▶ **Work to do**
Copy each line that contains the word "的决定性意义".

▶ **Exercise input**
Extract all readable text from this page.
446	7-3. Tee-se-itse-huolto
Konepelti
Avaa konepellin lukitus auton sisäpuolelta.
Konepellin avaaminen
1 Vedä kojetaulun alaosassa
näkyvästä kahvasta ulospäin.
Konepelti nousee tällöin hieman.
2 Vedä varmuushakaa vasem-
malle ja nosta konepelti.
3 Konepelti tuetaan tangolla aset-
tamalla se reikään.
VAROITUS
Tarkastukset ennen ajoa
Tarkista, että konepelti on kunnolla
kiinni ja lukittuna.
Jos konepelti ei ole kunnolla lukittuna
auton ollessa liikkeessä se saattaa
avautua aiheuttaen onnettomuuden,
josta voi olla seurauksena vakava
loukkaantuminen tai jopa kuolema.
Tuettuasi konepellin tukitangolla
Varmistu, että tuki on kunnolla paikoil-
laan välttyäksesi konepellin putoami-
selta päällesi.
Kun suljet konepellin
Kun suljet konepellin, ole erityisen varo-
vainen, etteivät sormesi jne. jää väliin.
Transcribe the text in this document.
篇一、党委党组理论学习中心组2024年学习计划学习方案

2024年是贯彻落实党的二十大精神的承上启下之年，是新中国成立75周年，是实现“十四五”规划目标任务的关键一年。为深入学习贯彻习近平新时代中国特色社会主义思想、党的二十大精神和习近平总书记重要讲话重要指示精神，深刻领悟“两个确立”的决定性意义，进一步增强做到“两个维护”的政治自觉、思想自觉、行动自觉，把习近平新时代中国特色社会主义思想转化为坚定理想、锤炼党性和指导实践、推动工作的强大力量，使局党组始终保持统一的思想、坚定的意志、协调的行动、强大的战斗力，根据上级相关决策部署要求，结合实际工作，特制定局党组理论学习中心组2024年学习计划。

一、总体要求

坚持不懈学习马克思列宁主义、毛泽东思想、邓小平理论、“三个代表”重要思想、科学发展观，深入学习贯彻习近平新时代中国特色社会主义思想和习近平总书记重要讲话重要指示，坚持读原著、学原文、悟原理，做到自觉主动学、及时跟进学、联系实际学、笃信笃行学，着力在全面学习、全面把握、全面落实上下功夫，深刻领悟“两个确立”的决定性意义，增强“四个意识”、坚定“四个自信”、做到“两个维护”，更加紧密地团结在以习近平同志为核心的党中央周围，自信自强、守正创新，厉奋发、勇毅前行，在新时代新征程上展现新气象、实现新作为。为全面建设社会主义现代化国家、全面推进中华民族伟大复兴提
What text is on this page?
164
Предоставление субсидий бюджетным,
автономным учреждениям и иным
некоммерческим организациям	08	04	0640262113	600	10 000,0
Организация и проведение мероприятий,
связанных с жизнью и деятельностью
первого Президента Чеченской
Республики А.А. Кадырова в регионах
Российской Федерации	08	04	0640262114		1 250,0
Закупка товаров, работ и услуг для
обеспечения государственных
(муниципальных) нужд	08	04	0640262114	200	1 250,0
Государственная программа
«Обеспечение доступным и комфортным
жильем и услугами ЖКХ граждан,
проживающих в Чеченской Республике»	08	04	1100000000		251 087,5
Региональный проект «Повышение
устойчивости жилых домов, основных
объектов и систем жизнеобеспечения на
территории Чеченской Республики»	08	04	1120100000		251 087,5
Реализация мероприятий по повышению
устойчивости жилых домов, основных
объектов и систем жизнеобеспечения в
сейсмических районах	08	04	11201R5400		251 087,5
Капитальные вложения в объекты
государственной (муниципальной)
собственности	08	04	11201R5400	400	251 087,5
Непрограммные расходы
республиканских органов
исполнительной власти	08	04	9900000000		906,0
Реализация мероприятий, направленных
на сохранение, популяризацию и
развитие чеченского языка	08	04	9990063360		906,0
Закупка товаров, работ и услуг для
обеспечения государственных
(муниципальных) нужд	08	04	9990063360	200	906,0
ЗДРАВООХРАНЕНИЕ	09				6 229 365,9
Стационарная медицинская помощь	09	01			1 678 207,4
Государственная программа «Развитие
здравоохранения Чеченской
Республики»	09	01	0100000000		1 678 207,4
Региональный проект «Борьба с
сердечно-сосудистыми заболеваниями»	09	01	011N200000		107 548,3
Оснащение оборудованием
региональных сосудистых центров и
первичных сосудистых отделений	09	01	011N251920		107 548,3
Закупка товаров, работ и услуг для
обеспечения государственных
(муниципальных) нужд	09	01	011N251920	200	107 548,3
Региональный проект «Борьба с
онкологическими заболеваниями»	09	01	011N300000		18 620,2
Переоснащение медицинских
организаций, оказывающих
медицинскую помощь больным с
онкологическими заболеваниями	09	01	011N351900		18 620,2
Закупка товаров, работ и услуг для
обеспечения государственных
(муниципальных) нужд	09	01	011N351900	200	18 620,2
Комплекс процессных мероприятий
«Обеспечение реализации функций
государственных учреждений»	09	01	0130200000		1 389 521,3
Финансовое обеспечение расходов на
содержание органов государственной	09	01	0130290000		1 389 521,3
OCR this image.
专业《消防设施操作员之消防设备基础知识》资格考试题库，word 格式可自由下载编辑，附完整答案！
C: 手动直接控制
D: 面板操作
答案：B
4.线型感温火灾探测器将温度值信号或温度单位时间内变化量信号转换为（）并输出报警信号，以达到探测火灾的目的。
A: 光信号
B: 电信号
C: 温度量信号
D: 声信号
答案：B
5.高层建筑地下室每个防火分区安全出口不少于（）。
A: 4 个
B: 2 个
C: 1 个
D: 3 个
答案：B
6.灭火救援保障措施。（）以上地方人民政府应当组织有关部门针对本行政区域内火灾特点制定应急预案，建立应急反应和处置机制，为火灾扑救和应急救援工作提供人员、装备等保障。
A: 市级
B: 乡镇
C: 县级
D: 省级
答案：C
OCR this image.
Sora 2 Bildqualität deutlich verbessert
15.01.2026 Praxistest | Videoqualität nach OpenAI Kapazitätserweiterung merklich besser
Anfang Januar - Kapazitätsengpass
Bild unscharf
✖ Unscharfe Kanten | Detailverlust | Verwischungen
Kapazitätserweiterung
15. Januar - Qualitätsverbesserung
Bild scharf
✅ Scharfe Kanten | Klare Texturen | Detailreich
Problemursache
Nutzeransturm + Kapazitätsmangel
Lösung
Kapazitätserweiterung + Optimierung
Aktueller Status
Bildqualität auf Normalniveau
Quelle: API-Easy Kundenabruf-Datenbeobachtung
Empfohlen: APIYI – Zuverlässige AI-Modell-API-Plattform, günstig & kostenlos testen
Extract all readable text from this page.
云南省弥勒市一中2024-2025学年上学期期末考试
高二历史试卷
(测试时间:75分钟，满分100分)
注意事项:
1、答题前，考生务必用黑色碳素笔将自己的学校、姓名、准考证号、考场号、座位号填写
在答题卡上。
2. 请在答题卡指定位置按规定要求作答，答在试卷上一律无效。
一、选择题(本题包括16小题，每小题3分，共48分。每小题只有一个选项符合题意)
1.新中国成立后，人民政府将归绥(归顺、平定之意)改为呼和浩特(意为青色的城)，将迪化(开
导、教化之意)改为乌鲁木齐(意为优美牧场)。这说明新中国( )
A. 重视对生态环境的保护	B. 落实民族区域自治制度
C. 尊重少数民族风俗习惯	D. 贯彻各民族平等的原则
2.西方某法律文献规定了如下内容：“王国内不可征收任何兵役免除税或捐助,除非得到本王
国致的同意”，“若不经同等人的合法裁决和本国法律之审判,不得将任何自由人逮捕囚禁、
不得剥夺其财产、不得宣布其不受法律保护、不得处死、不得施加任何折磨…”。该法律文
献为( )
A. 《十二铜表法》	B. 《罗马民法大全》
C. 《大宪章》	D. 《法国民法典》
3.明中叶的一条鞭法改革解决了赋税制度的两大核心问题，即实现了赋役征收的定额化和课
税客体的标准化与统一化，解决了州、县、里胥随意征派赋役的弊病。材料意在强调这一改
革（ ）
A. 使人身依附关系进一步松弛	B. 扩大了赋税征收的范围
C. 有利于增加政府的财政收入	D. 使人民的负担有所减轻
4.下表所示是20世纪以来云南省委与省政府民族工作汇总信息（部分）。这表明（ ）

▶ **Exercise output**
2024年是贯彻落实党的二十大精神的承上启下之年，是新中国成立75周年，是实现“十四五”规划目标任务的关键一年。为深入学习贯彻习近平新时代中国特色社会主义思想、党的二十大精神和习近平总书记重要讲话重要指示精神，深刻领悟“两个确立”的决定性意义，进一步增强做到“两个维护”的政治自觉、思想自觉、行动自觉，把习近平新时代中国特色社会主义思想转化为坚定理想、锤炼党性和指导实践、推动工作的强大力量，使局党组始终保持统一的思想、坚定的意志、协调的行动、强大的战斗力，根据上级相关决策部署要求，结合实际工作，特制定局党组理论学习中心组2024年学习计划。
坚持不懈学习马克思列宁主义、毛泽东思想、邓小平理论、“三个代表”重要思想、科学发展观，深入学习贯彻习近平新时代中国特色社会主义思想和习近平总书记重要讲话重要指示，坚持读原著、学原文、悟原理，做到自觉主动学、及时跟进学、联系实际学、笃信笃行学，着力在全面学习、全面把握、全面落实上下功夫，深刻领悟“两个确立”的决定性意义，增强“四个意识”、坚定“四个自信”、做到“两个维护”，更加紧密地团结在以习近平同志为核心的党中央周围，自信自强、守正创新，厉奋发、勇毅前行，在新时代新征程上展现新气象、实现新作为。为全面建设社会主义现代化国家、全面推进中华民族伟大复兴提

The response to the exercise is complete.